[Task prompt]: Without including the pictures, copy out every line below.

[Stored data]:
········

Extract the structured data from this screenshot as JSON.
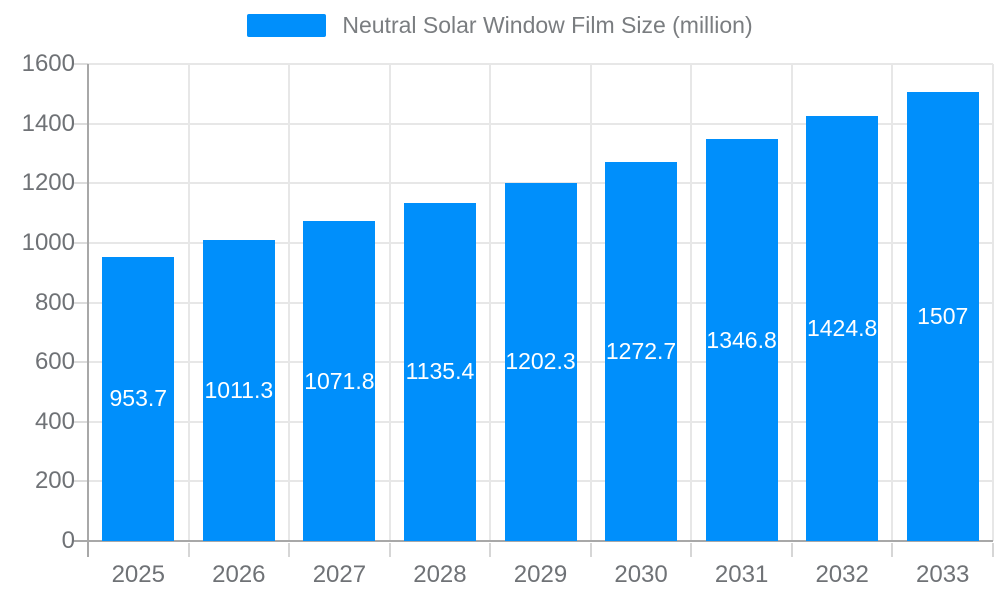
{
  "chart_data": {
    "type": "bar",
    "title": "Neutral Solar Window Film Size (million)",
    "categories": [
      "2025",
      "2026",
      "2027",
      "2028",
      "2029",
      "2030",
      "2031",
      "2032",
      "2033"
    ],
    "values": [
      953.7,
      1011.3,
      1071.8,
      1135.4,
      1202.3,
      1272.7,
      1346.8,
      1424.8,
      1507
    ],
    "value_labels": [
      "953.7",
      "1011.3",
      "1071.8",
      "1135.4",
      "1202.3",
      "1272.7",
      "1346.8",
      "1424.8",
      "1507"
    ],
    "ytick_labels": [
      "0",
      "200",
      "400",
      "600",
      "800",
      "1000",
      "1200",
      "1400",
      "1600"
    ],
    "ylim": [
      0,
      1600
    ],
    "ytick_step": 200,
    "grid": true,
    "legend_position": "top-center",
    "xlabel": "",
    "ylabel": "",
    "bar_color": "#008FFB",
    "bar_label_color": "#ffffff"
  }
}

········

[Full response]:
Extract the structured data from this screenshot as JSON.
{
  "chart_data": {
    "type": "bar",
    "title": "Neutral Solar Window Film Size (million)",
    "categories": [
      "2025",
      "2026",
      "2027",
      "2028",
      "2029",
      "2030",
      "2031",
      "2032",
      "2033"
    ],
    "values": [
      953.7,
      1011.3,
      1071.8,
      1135.4,
      1202.3,
      1272.7,
      1346.8,
      1424.8,
      1507
    ],
    "value_labels": [
      "953.7",
      "1011.3",
      "1071.8",
      "1135.4",
      "1202.3",
      "1272.7",
      "1346.8",
      "1424.8",
      "1507"
    ],
    "ytick_labels": [
      "0",
      "200",
      "400",
      "600",
      "800",
      "1000",
      "1200",
      "1400",
      "1600"
    ],
    "ylim": [
      0,
      1600
    ],
    "ytick_step": 200,
    "grid": true,
    "legend_position": "top-center",
    "xlabel": "",
    "ylabel": "",
    "bar_color": "#008FFB",
    "bar_label_color": "#ffffff"
  }
}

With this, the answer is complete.